■ What the exercise asks ■
Transcribe every entry below word for word, but skip the pictures.

-------- Raw data --------

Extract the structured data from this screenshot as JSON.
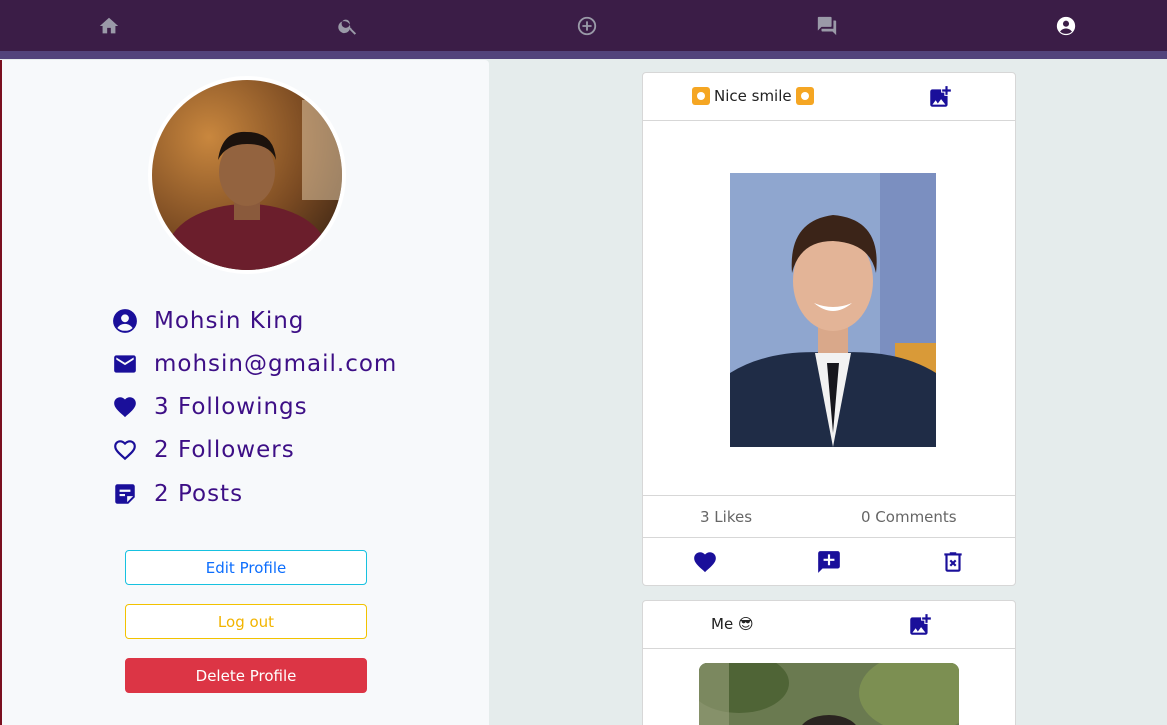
{
  "nav": {
    "items": [
      {
        "name": "home",
        "icon": "home-icon"
      },
      {
        "name": "search",
        "icon": "search-icon"
      },
      {
        "name": "add-post",
        "icon": "add-circle-icon"
      },
      {
        "name": "messages",
        "icon": "chat-icon"
      },
      {
        "name": "profile",
        "icon": "account-icon"
      }
    ]
  },
  "profile": {
    "name": "Mohsin King",
    "email": "mohsin@gmail.com",
    "followings": "3 Followings",
    "followers": "2 Followers",
    "posts": "2 Posts",
    "edit_label": "Edit Profile",
    "logout_label": "Log out",
    "delete_label": "Delete Profile"
  },
  "posts": [
    {
      "caption": "Nice smile",
      "likes": "3 Likes",
      "comments": "0 Comments"
    },
    {
      "caption": "Me 😎"
    }
  ],
  "colors": {
    "nav_bg": "#3b1d47",
    "accent": "#3d0f86",
    "icon": "#1a0f9a",
    "danger": "#dc3545"
  }
}
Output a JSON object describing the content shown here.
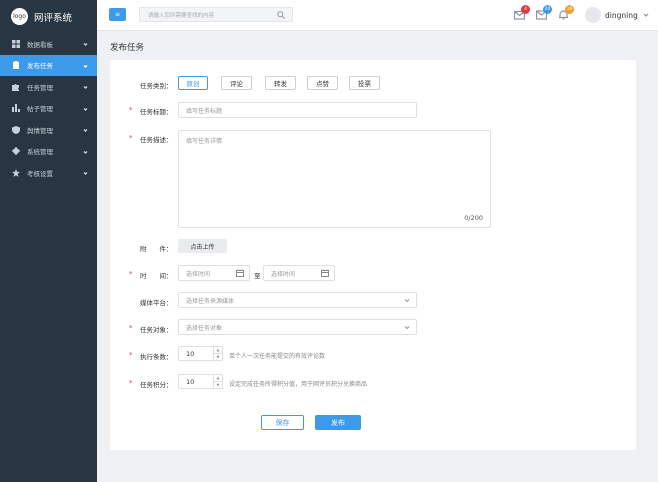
{
  "app": {
    "logo_text": "logo",
    "title": "网评系统"
  },
  "sidebar": {
    "items": [
      {
        "label": "数据看板",
        "icon": "dashboard-icon"
      },
      {
        "label": "发布任务",
        "icon": "clipboard-icon",
        "active": true
      },
      {
        "label": "任务管理",
        "icon": "puzzle-icon"
      },
      {
        "label": "帖子管理",
        "icon": "bar-chart-icon"
      },
      {
        "label": "舆情管理",
        "icon": "shield-icon"
      },
      {
        "label": "系统管理",
        "icon": "gear-icon"
      },
      {
        "label": "考核设置",
        "icon": "star-icon"
      }
    ]
  },
  "topbar": {
    "menu_label": "≡",
    "search_placeholder": "请输入您所需要查找的内容",
    "badges": [
      {
        "icon": "mail-icon",
        "count": "4",
        "color": "#e0393e"
      },
      {
        "icon": "message-icon",
        "count": "20",
        "color": "#3d9ae8"
      },
      {
        "icon": "bell-icon",
        "count": "16",
        "color": "#f39c33"
      }
    ],
    "username": "dingning"
  },
  "page": {
    "title": "发布任务"
  },
  "form": {
    "type_label": "任务类别：",
    "types": [
      "原创",
      "评论",
      "转发",
      "点赞",
      "投票"
    ],
    "selected_type": "原创",
    "title_label": "任务标题：",
    "title_placeholder": "填写任务标题",
    "desc_label": "任务描述：",
    "desc_placeholder": "填写任务详情",
    "desc_counter": "0/200",
    "attach_label": "附　　件：",
    "upload_label": "点击上传",
    "time_label": "时　　间：",
    "time_start_placeholder": "选择时间",
    "time_sep": "至",
    "time_end_placeholder": "选择时间",
    "platform_label": "媒体平台：",
    "platform_placeholder": "选择任务来源媒体",
    "target_label": "任务对象：",
    "target_placeholder": "选择任务对象",
    "count_label": "执行条数：",
    "count_value": "10",
    "count_hint": "单个人一次任务能提交的有效评论数",
    "points_label": "任务积分：",
    "points_value": "10",
    "points_hint": "设定完成任务所得积分值，用于网评员积分兑换商品",
    "save_label": "保存",
    "publish_label": "发布"
  }
}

--------

■ Answer for the task ■
Extract the structured data from this screenshot as JSON.
{
  "nav": {
    "items": [
      {
        "name": "home",
        "icon": "home-icon"
      },
      {
        "name": "search",
        "icon": "search-icon"
      },
      {
        "name": "add-post",
        "icon": "add-circle-icon"
      },
      {
        "name": "messages",
        "icon": "chat-icon"
      },
      {
        "name": "profile",
        "icon": "account-icon"
      }
    ]
  },
  "profile": {
    "name": "Mohsin King",
    "email": "mohsin@gmail.com",
    "followings": "3 Followings",
    "followers": "2 Followers",
    "posts": "2 Posts",
    "edit_label": "Edit Profile",
    "logout_label": "Log out",
    "delete_label": "Delete Profile"
  },
  "posts": [
    {
      "caption": "Nice smile",
      "likes": "3 Likes",
      "comments": "0 Comments"
    },
    {
      "caption": "Me 😎"
    }
  ],
  "colors": {
    "nav_bg": "#3b1d47",
    "accent": "#3d0f86",
    "icon": "#1a0f9a",
    "danger": "#dc3545"
  }
}
Output a JSON object describing the content shown here.
{
  "app": {
    "logo_text": "logo",
    "title": "网评系统"
  },
  "sidebar": {
    "items": [
      {
        "label": "数据看板",
        "icon": "dashboard-icon"
      },
      {
        "label": "发布任务",
        "icon": "clipboard-icon",
        "active": true
      },
      {
        "label": "任务管理",
        "icon": "puzzle-icon"
      },
      {
        "label": "帖子管理",
        "icon": "bar-chart-icon"
      },
      {
        "label": "舆情管理",
        "icon": "shield-icon"
      },
      {
        "label": "系统管理",
        "icon": "gear-icon"
      },
      {
        "label": "考核设置",
        "icon": "star-icon"
      }
    ]
  },
  "topbar": {
    "menu_label": "≡",
    "search_placeholder": "请输入您所需要查找的内容",
    "badges": [
      {
        "icon": "mail-icon",
        "count": "4",
        "color": "#e0393e"
      },
      {
        "icon": "message-icon",
        "count": "20",
        "color": "#3d9ae8"
      },
      {
        "icon": "bell-icon",
        "count": "16",
        "color": "#f39c33"
      }
    ],
    "username": "dingning"
  },
  "page": {
    "title": "发布任务"
  },
  "form": {
    "type_label": "任务类别：",
    "types": [
      "原创",
      "评论",
      "转发",
      "点赞",
      "投票"
    ],
    "selected_type": "原创",
    "title_label": "任务标题：",
    "title_placeholder": "填写任务标题",
    "desc_label": "任务描述：",
    "desc_placeholder": "填写任务详情",
    "desc_counter": "0/200",
    "attach_label": "附　　件：",
    "upload_label": "点击上传",
    "time_label": "时　　间：",
    "time_start_placeholder": "选择时间",
    "time_sep": "至",
    "time_end_placeholder": "选择时间",
    "platform_label": "媒体平台：",
    "platform_placeholder": "选择任务来源媒体",
    "target_label": "任务对象：",
    "target_placeholder": "选择任务对象",
    "count_label": "执行条数：",
    "count_value": "10",
    "count_hint": "单个人一次任务能提交的有效评论数",
    "points_label": "任务积分：",
    "points_value": "10",
    "points_hint": "设定完成任务所得积分值，用于网评员积分兑换商品",
    "save_label": "保存",
    "publish_label": "发布"
  }
}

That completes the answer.